- [Te schrijven]: Schrijf een vervolg op de tekst over de cassatie-uitspraak van de Hoge Raad, te beginnen na de laatste zin ervan.

- [Tekstfragment]:

+ + +

Uitspraak
1.Procesverloop in cassatie
2.Beoordeling van het cassatiemiddel
3.Beslissing
13 december 2022.
Hoge Raad
In deze zaak heeft de Hoge Raad op 13 december 2022 uitspraak gedaan in een cassatieprocedure tegen een arrest van het gerechtshof Den Haag van 9 februari 2021. De verdachte, een 42-jarige man, was beschuldigd van ontuchtige handelingen met zijn 12-jarige stiefdochter, wat valt onder artikel 245 van het Wetboek van Strafrecht. De Hoge Raad heeft het beroep in cassatie ingesteld door de verdachte, vertegenwoordigd door zijn advocaat R.H.P. Feiner uit Rotterdam. De advocaat-generaal E.J. Hofstee heeft geconcludeerd tot verwerping van het beroep.

+ + +

Gegevens voor het herkennen van documentopmaak:

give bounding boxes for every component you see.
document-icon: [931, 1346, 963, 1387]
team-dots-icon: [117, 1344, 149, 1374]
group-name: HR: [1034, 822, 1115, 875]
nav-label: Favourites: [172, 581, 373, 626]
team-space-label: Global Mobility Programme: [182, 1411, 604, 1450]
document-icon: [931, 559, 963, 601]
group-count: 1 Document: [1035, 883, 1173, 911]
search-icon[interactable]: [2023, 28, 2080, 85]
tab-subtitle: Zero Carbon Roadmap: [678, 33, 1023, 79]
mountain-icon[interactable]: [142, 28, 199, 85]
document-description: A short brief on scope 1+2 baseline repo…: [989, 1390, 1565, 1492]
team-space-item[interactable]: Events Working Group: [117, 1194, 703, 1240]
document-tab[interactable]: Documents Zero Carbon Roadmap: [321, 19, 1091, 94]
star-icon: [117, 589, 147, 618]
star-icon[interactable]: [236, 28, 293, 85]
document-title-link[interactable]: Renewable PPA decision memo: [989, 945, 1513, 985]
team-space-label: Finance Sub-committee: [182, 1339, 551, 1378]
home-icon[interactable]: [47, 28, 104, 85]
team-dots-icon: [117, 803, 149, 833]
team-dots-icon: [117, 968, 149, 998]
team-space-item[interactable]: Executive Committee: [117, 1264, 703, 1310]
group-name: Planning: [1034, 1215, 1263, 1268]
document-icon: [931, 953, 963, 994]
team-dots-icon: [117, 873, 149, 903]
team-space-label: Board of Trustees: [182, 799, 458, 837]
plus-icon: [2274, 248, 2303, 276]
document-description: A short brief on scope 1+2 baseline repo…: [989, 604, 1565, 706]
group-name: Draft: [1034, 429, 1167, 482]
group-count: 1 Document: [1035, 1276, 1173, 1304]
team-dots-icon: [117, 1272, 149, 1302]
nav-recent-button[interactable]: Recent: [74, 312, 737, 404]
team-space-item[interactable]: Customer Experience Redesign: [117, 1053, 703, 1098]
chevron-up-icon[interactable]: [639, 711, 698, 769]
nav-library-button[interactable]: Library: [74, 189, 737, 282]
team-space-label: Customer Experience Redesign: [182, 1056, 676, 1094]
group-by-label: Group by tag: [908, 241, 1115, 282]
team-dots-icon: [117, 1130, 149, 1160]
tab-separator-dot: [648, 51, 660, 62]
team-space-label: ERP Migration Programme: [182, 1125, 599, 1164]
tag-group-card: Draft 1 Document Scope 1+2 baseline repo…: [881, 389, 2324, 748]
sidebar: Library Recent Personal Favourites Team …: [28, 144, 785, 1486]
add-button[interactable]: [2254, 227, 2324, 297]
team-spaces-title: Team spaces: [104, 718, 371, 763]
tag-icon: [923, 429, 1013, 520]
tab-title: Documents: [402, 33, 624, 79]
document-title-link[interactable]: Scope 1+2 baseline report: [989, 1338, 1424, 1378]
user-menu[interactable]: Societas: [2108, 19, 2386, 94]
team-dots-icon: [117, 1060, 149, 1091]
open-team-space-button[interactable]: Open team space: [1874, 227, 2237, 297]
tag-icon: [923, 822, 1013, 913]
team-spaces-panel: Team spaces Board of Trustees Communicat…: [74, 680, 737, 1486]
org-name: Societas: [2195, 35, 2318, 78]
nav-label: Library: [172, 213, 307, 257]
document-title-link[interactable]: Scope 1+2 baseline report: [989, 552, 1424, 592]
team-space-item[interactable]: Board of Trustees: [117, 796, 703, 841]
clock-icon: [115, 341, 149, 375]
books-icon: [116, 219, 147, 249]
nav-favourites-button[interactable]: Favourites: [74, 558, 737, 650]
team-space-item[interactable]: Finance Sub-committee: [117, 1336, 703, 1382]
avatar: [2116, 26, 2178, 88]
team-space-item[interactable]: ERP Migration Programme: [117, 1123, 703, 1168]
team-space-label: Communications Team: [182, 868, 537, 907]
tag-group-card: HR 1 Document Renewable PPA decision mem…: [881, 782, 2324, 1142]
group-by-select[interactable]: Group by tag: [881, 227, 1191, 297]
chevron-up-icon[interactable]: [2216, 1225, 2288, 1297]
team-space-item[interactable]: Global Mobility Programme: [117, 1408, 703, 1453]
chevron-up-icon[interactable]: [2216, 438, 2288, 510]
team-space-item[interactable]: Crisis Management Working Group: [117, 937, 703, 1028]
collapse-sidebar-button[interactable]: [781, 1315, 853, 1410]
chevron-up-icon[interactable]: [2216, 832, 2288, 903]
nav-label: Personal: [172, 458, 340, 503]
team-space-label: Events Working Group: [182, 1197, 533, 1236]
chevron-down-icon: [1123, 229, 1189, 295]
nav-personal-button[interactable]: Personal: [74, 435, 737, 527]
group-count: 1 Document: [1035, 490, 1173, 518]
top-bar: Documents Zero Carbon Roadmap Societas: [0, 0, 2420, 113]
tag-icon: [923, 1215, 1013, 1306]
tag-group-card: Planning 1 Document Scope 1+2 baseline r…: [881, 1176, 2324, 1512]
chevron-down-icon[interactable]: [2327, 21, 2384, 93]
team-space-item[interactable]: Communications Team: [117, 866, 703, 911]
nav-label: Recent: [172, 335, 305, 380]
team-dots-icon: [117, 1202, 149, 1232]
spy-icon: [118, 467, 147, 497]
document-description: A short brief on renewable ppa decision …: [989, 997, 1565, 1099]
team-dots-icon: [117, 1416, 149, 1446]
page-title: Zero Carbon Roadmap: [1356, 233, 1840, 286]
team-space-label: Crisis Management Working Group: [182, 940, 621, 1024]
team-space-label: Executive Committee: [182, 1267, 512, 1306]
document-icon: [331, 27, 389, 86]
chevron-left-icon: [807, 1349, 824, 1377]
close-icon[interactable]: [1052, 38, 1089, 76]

+ + +

- [Resultaat]:
De Hoge Raad heeft de klachten over de uitspraak van het hof beoordeeld en geconcludeerd dat deze klachten niet kunnen leiden tot vernietiging van de uitspraak. De Hoge Raad heeft geen verdere motivering gegeven voor dit oordeel, aangezien het niet nodig was om vragen te beantwoorden die van belang zijn voor de eenheid of de ontwikkeling van het recht, zoals vermeld in artikel 81 lid 1 van de Wet op de rechterlijke organisatie. Uiteindelijk heeft de Hoge Raad het beroep verworpen, wat betekent dat de eerdere uitspraak van het gerechtshof in stand blijft.